→ Written problem
Restate the full set of records exactly, word for word.

——

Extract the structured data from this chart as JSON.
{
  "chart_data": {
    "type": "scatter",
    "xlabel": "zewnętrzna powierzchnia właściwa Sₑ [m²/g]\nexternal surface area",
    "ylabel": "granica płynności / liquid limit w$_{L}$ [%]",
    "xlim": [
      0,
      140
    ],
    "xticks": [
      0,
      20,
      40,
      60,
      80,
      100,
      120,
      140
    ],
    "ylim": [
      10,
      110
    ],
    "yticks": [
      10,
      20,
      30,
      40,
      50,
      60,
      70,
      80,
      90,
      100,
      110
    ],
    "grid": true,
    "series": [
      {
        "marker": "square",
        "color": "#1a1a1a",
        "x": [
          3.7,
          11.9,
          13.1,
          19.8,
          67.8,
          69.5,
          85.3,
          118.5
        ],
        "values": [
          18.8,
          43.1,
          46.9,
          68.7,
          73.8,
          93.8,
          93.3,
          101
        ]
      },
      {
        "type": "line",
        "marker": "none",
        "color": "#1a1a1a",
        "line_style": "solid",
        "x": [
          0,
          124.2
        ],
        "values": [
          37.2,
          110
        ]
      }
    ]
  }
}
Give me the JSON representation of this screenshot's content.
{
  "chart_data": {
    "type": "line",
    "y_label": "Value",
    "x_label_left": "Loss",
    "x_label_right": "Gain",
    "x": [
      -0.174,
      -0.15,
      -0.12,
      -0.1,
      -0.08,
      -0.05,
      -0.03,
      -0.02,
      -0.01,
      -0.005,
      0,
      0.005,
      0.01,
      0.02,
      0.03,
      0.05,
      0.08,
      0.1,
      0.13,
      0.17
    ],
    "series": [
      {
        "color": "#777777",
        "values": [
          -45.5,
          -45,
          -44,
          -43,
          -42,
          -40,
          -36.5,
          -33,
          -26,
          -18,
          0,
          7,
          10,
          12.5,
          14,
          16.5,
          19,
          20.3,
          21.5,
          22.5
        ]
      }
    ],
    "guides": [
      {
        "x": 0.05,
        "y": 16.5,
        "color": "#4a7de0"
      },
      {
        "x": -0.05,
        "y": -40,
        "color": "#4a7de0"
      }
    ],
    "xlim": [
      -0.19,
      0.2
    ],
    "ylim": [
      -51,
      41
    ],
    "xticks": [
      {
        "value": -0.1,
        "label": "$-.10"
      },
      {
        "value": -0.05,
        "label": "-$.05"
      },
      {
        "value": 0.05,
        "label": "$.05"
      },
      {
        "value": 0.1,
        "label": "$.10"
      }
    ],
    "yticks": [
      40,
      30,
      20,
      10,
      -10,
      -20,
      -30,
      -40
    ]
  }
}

——

→ Written answer
Extract the structured data from this chart as JSON.
{
  "chart_data": {
    "type": "scatter",
    "xlabel": "zewnętrzna powierzchnia właściwa Sₑ [m²/g]\nexternal surface area",
    "ylabel": "granica płynności / liquid limit w$_{L}$ [%]",
    "xlim": [
      0,
      140
    ],
    "xticks": [
      0,
      20,
      40,
      60,
      80,
      100,
      120,
      140
    ],
    "ylim": [
      10,
      110
    ],
    "yticks": [
      10,
      20,
      30,
      40,
      50,
      60,
      70,
      80,
      90,
      100,
      110
    ],
    "grid": true,
    "series": [
      {
        "marker": "square",
        "color": "#1a1a1a",
        "x": [
          3.7,
          11.9,
          13.1,
          19.8,
          67.8,
          69.5,
          85.3,
          118.5
        ],
        "values": [
          18.8,
          43.1,
          46.9,
          68.7,
          73.8,
          93.8,
          93.3,
          101
        ]
      },
      {
        "type": "line",
        "marker": "none",
        "color": "#1a1a1a",
        "line_style": "solid",
        "x": [
          0,
          124.2
        ],
        "values": [
          37.2,
          110
        ]
      }
    ]
  }
}
Give me the JSON representation of this screenshot's content.
{
  "chart_data": {
    "type": "line",
    "y_label": "Value",
    "x_label_left": "Loss",
    "x_label_right": "Gain",
    "x": [
      -0.174,
      -0.15,
      -0.12,
      -0.1,
      -0.08,
      -0.05,
      -0.03,
      -0.02,
      -0.01,
      -0.005,
      0,
      0.005,
      0.01,
      0.02,
      0.03,
      0.05,
      0.08,
      0.1,
      0.13,
      0.17
    ],
    "series": [
      {
        "color": "#777777",
        "values": [
          -45.5,
          -45,
          -44,
          -43,
          -42,
          -40,
          -36.5,
          -33,
          -26,
          -18,
          0,
          7,
          10,
          12.5,
          14,
          16.5,
          19,
          20.3,
          21.5,
          22.5
        ]
      }
    ],
    "guides": [
      {
        "x": 0.05,
        "y": 16.5,
        "color": "#4a7de0"
      },
      {
        "x": -0.05,
        "y": -40,
        "color": "#4a7de0"
      }
    ],
    "xlim": [
      -0.19,
      0.2
    ],
    "ylim": [
      -51,
      41
    ],
    "xticks": [
      {
        "value": -0.1,
        "label": "$-.10"
      },
      {
        "value": -0.05,
        "label": "-$.05"
      },
      {
        "value": 0.05,
        "label": "$.05"
      },
      {
        "value": 0.1,
        "label": "$.10"
      }
    ],
    "yticks": [
      40,
      30,
      20,
      10,
      -10,
      -20,
      -30,
      -40
    ]
  }
}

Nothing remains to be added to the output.